» **What is expected**
The entries are to be returned exactly, with images left out.

» **Supplied entries**
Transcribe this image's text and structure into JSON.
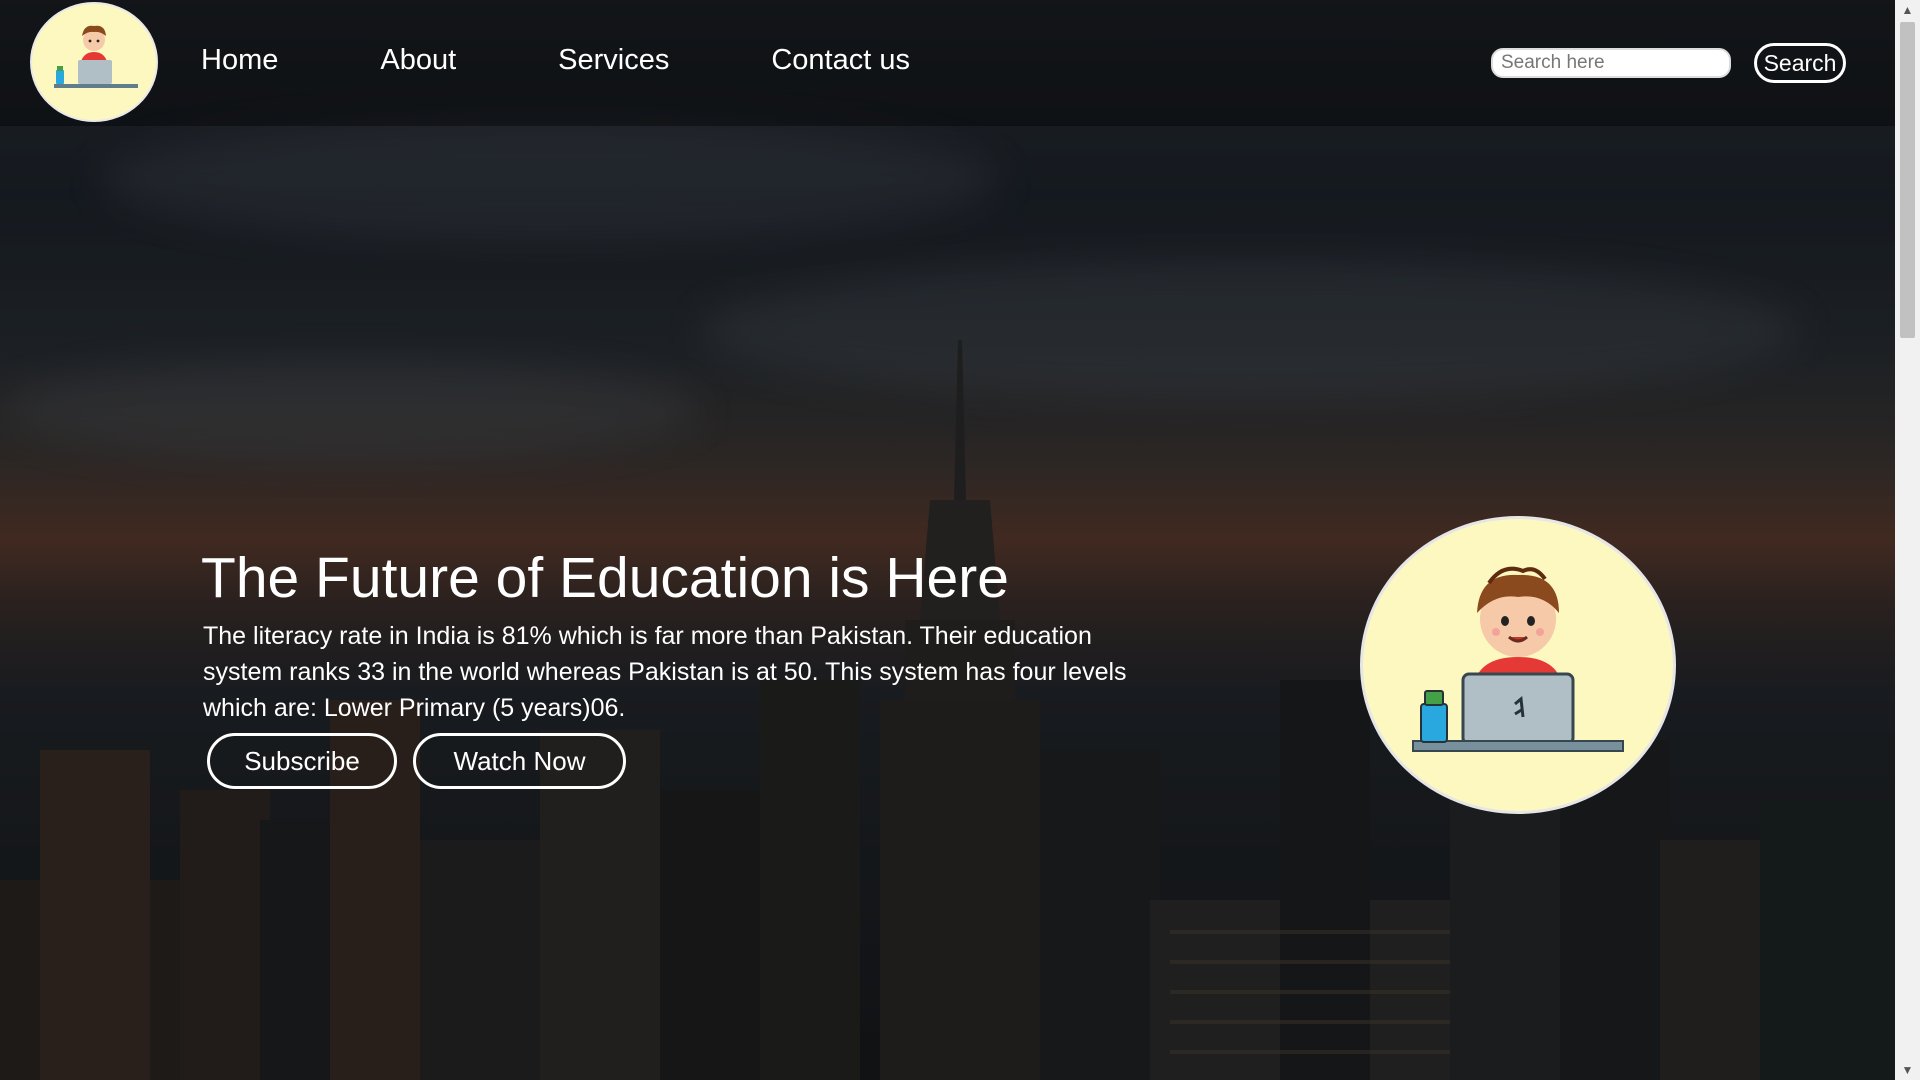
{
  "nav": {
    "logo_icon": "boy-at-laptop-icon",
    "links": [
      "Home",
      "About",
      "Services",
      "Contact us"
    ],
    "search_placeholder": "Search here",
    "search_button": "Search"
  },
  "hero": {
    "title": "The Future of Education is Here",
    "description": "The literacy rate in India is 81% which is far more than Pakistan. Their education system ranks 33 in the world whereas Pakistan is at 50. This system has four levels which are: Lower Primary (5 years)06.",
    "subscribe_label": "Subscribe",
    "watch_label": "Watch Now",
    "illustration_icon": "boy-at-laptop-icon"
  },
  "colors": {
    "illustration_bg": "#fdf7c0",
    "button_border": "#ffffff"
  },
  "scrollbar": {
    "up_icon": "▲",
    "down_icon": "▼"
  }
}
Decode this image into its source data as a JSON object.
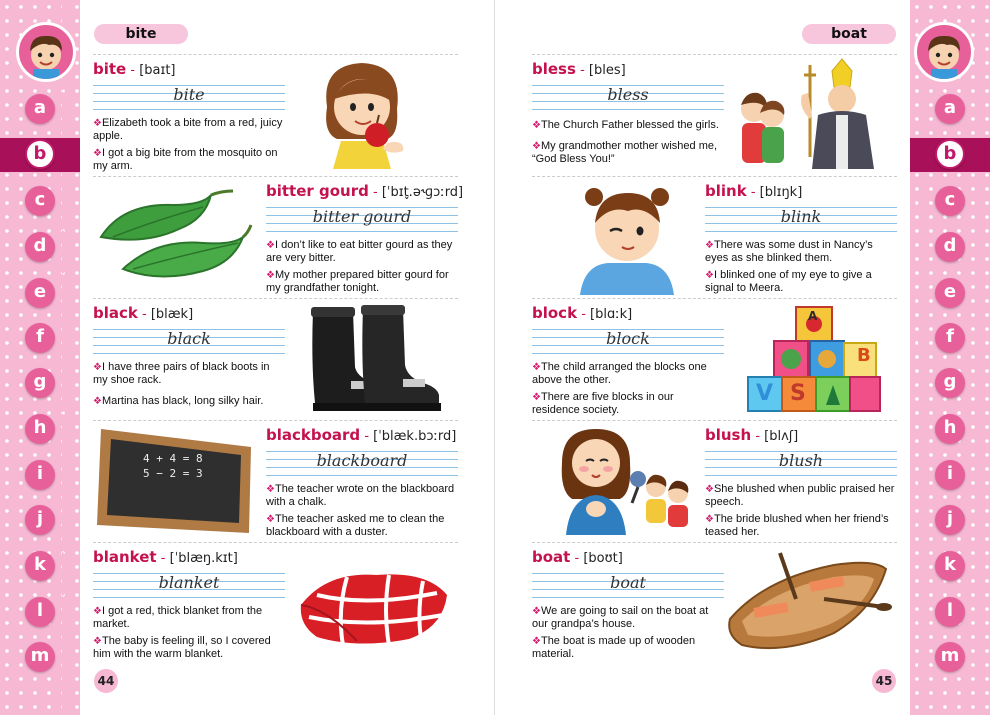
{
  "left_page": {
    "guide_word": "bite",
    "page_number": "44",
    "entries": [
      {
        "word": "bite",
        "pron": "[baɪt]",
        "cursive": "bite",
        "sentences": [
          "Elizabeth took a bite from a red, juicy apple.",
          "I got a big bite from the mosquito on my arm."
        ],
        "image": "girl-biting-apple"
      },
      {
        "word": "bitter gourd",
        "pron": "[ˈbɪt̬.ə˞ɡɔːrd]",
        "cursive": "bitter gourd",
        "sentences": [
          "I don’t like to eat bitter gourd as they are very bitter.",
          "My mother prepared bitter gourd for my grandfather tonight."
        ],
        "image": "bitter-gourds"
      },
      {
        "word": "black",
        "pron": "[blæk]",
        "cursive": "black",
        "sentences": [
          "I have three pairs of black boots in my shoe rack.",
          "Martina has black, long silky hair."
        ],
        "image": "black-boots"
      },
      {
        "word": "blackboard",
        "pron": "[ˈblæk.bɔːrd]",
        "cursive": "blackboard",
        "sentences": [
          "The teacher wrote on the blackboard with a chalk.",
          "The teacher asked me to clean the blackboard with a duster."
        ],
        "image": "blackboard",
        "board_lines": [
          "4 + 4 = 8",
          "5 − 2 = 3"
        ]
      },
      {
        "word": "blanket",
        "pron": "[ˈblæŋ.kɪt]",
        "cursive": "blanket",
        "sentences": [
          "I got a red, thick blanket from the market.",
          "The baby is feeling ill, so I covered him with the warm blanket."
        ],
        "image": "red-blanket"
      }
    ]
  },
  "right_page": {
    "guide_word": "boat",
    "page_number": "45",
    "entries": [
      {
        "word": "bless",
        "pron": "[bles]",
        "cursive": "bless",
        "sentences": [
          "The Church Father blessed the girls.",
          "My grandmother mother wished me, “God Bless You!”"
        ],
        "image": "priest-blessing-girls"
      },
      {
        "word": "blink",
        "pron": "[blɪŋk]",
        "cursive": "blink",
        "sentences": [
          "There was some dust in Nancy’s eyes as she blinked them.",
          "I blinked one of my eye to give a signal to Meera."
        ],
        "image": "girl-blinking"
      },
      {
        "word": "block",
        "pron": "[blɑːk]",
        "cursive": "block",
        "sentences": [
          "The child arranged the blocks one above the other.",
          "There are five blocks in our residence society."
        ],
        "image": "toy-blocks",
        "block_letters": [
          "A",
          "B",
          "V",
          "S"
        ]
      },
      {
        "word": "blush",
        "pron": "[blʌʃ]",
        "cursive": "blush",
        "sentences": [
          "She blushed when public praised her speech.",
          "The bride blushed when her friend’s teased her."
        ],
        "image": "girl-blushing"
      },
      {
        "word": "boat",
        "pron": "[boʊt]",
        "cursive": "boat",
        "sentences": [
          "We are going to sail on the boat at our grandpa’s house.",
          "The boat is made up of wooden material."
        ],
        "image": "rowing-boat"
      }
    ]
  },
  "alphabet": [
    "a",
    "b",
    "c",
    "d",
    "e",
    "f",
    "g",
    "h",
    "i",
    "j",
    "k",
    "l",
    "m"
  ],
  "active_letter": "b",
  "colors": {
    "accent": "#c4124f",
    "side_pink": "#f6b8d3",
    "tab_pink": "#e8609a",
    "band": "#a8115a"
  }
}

» **Solved problem**
Transcribe this image's text and structure into JSON.
{
  "nav": {
    "logo_icon": "boy-at-laptop-icon",
    "links": [
      "Home",
      "About",
      "Services",
      "Contact us"
    ],
    "search_placeholder": "Search here",
    "search_button": "Search"
  },
  "hero": {
    "title": "The Future of Education is Here",
    "description": "The literacy rate in India is 81% which is far more than Pakistan. Their education system ranks 33 in the world whereas Pakistan is at 50. This system has four levels which are: Lower Primary (5 years)06.",
    "subscribe_label": "Subscribe",
    "watch_label": "Watch Now",
    "illustration_icon": "boy-at-laptop-icon"
  },
  "colors": {
    "illustration_bg": "#fdf7c0",
    "button_border": "#ffffff"
  },
  "scrollbar": {
    "up_icon": "▲",
    "down_icon": "▼"
  }
}
Decode this image into its source data as a JSON object.
{
  "left_page": {
    "guide_word": "bite",
    "page_number": "44",
    "entries": [
      {
        "word": "bite",
        "pron": "[baɪt]",
        "cursive": "bite",
        "sentences": [
          "Elizabeth took a bite from a red, juicy apple.",
          "I got a big bite from the mosquito on my arm."
        ],
        "image": "girl-biting-apple"
      },
      {
        "word": "bitter gourd",
        "pron": "[ˈbɪt̬.ə˞ɡɔːrd]",
        "cursive": "bitter gourd",
        "sentences": [
          "I don’t like to eat bitter gourd as they are very bitter.",
          "My mother prepared bitter gourd for my grandfather tonight."
        ],
        "image": "bitter-gourds"
      },
      {
        "word": "black",
        "pron": "[blæk]",
        "cursive": "black",
        "sentences": [
          "I have three pairs of black boots in my shoe rack.",
          "Martina has black, long silky hair."
        ],
        "image": "black-boots"
      },
      {
        "word": "blackboard",
        "pron": "[ˈblæk.bɔːrd]",
        "cursive": "blackboard",
        "sentences": [
          "The teacher wrote on the blackboard with a chalk.",
          "The teacher asked me to clean the blackboard with a duster."
        ],
        "image": "blackboard",
        "board_lines": [
          "4 + 4 = 8",
          "5 − 2 = 3"
        ]
      },
      {
        "word": "blanket",
        "pron": "[ˈblæŋ.kɪt]",
        "cursive": "blanket",
        "sentences": [
          "I got a red, thick blanket from the market.",
          "The baby is feeling ill, so I covered him with the warm blanket."
        ],
        "image": "red-blanket"
      }
    ]
  },
  "right_page": {
    "guide_word": "boat",
    "page_number": "45",
    "entries": [
      {
        "word": "bless",
        "pron": "[bles]",
        "cursive": "bless",
        "sentences": [
          "The Church Father blessed the girls.",
          "My grandmother mother wished me, “God Bless You!”"
        ],
        "image": "priest-blessing-girls"
      },
      {
        "word": "blink",
        "pron": "[blɪŋk]",
        "cursive": "blink",
        "sentences": [
          "There was some dust in Nancy’s eyes as she blinked them.",
          "I blinked one of my eye to give a signal to Meera."
        ],
        "image": "girl-blinking"
      },
      {
        "word": "block",
        "pron": "[blɑːk]",
        "cursive": "block",
        "sentences": [
          "The child arranged the blocks one above the other.",
          "There are five blocks in our residence society."
        ],
        "image": "toy-blocks",
        "block_letters": [
          "A",
          "B",
          "V",
          "S"
        ]
      },
      {
        "word": "blush",
        "pron": "[blʌʃ]",
        "cursive": "blush",
        "sentences": [
          "She blushed when public praised her speech.",
          "The bride blushed when her friend’s teased her."
        ],
        "image": "girl-blushing"
      },
      {
        "word": "boat",
        "pron": "[boʊt]",
        "cursive": "boat",
        "sentences": [
          "We are going to sail on the boat at our grandpa’s house.",
          "The boat is made up of wooden material."
        ],
        "image": "rowing-boat"
      }
    ]
  },
  "alphabet": [
    "a",
    "b",
    "c",
    "d",
    "e",
    "f",
    "g",
    "h",
    "i",
    "j",
    "k",
    "l",
    "m"
  ],
  "active_letter": "b",
  "colors": {
    "accent": "#c4124f",
    "side_pink": "#f6b8d3",
    "tab_pink": "#e8609a",
    "band": "#a8115a"
  }
}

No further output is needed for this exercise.